__GIVEN REQUEST__
Gather every line holding the string "label".

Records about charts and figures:
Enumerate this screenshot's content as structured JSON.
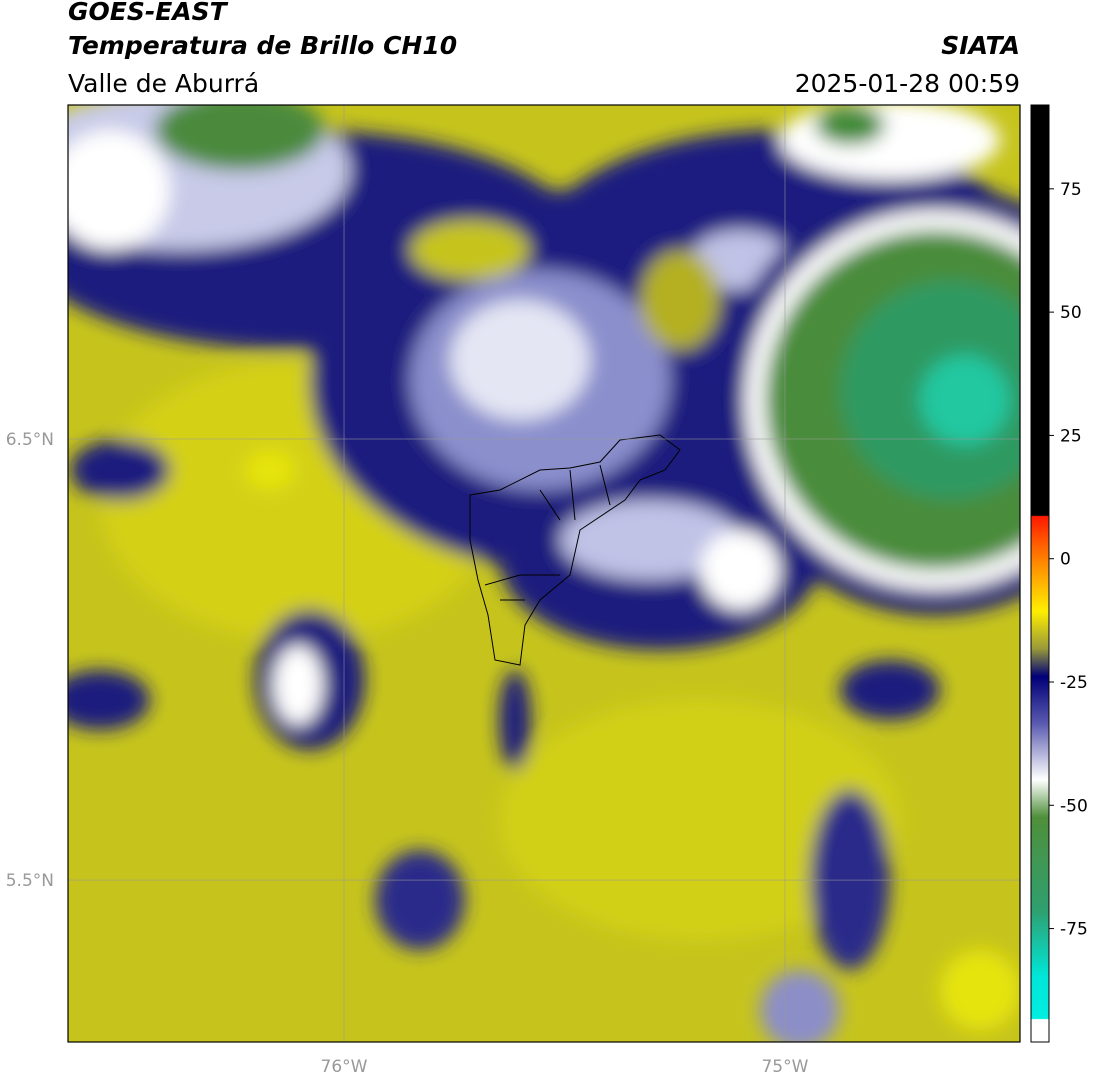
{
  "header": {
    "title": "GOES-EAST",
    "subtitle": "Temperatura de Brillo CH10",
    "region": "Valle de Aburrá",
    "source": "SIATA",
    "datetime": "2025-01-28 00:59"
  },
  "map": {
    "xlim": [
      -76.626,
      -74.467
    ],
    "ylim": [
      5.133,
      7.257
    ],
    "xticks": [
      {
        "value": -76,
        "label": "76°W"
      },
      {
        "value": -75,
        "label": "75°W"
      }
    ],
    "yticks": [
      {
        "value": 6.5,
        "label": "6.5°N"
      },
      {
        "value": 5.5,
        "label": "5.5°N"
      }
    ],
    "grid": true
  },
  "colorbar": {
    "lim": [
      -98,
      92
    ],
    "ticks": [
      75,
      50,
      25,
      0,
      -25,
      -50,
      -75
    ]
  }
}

__EXPECTED ANSWER__
        "label": "76°W"
        "label": "75°W"
        "label": "6.5°N"
        "label": "5.5°N"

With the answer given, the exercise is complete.